• [Dataset records]
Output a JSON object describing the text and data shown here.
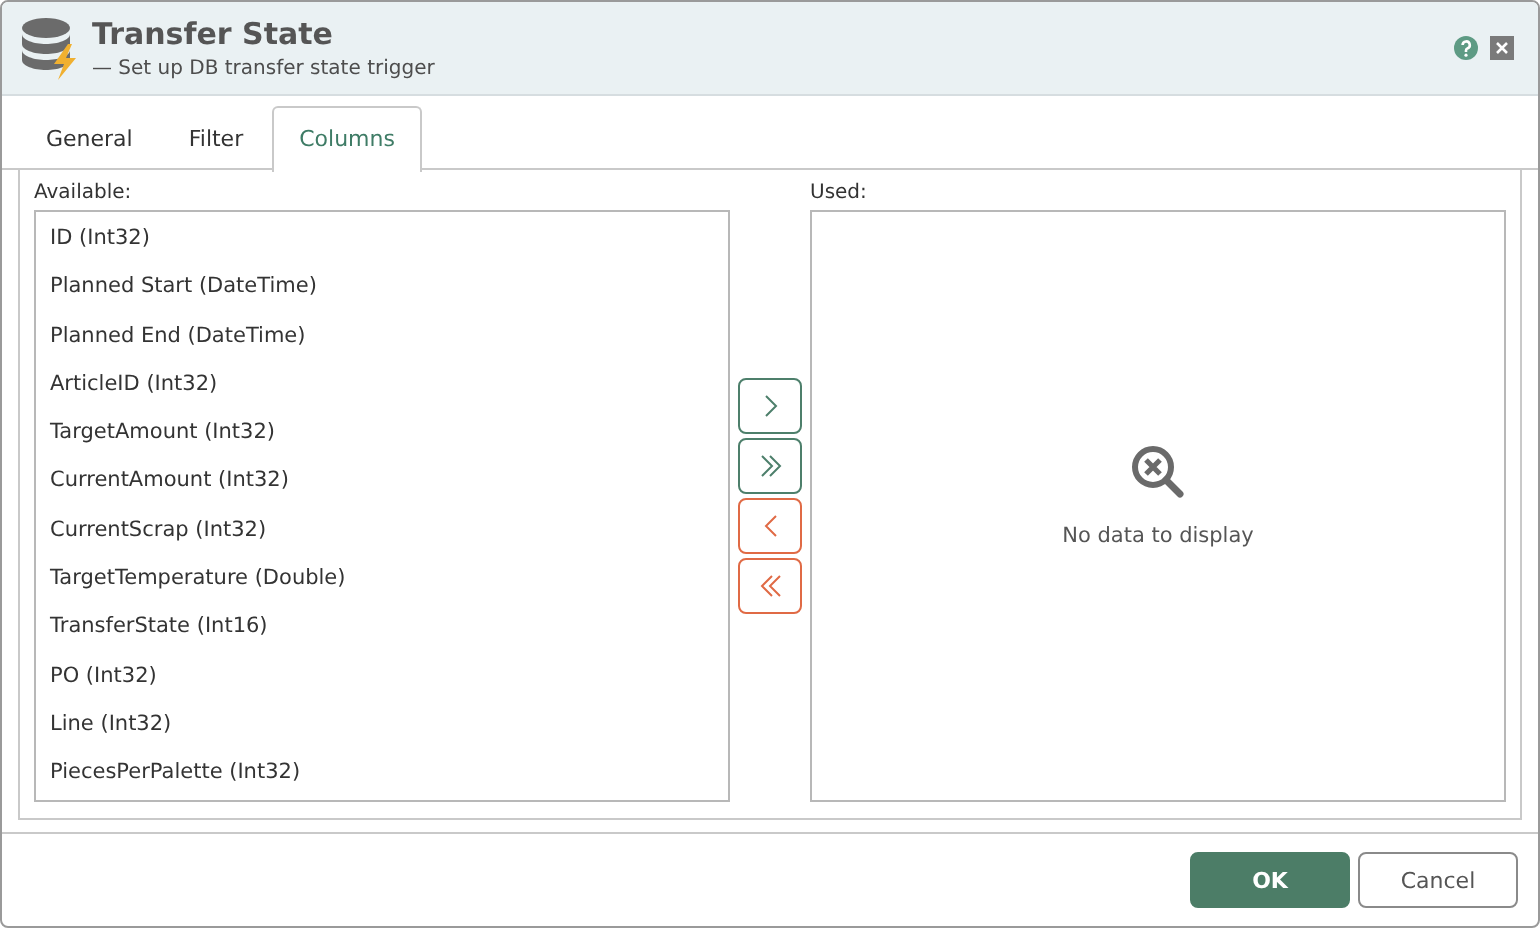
{
  "window": {
    "title": "Transfer State",
    "subtitle": "— Set up DB transfer state trigger"
  },
  "tabs": [
    {
      "label": "General",
      "selected": false
    },
    {
      "label": "Filter",
      "selected": false
    },
    {
      "label": "Columns",
      "selected": true
    }
  ],
  "available": {
    "label": "Available:",
    "items": [
      "ID (Int32)",
      "Planned Start (DateTime)",
      "Planned End (DateTime)",
      "ArticleID (Int32)",
      "TargetAmount (Int32)",
      "CurrentAmount (Int32)",
      "CurrentScrap (Int32)",
      "TargetTemperature (Double)",
      "TransferState (Int16)",
      "PO (Int32)",
      "Line (Int32)",
      "PiecesPerPalette (Int32)"
    ]
  },
  "transfer_buttons": [
    {
      "kind": "add"
    },
    {
      "kind": "add-all"
    },
    {
      "kind": "remove"
    },
    {
      "kind": "remove-all"
    }
  ],
  "used": {
    "label": "Used:",
    "empty_text": "No data to display"
  },
  "buttons": [
    {
      "label": "OK",
      "kind": "primary"
    },
    {
      "label": "Cancel",
      "kind": "secondary"
    }
  ]
}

• [Exercise brief] In the copy, include all records verbatim but no images.

• [Completed task]
Output a JSON object describing the text and data shown here.
{
  "window": {
    "title": "Transfer State",
    "subtitle": "— Set up DB transfer state trigger"
  },
  "tabs": [
    {
      "label": "General",
      "selected": false
    },
    {
      "label": "Filter",
      "selected": false
    },
    {
      "label": "Columns",
      "selected": true
    }
  ],
  "available": {
    "label": "Available:",
    "items": [
      "ID (Int32)",
      "Planned Start (DateTime)",
      "Planned End (DateTime)",
      "ArticleID (Int32)",
      "TargetAmount (Int32)",
      "CurrentAmount (Int32)",
      "CurrentScrap (Int32)",
      "TargetTemperature (Double)",
      "TransferState (Int16)",
      "PO (Int32)",
      "Line (Int32)",
      "PiecesPerPalette (Int32)"
    ]
  },
  "transfer_buttons": [
    {
      "kind": "add"
    },
    {
      "kind": "add-all"
    },
    {
      "kind": "remove"
    },
    {
      "kind": "remove-all"
    }
  ],
  "used": {
    "label": "Used:",
    "empty_text": "No data to display"
  },
  "buttons": [
    {
      "label": "OK",
      "kind": "primary"
    },
    {
      "label": "Cancel",
      "kind": "secondary"
    }
  ]
}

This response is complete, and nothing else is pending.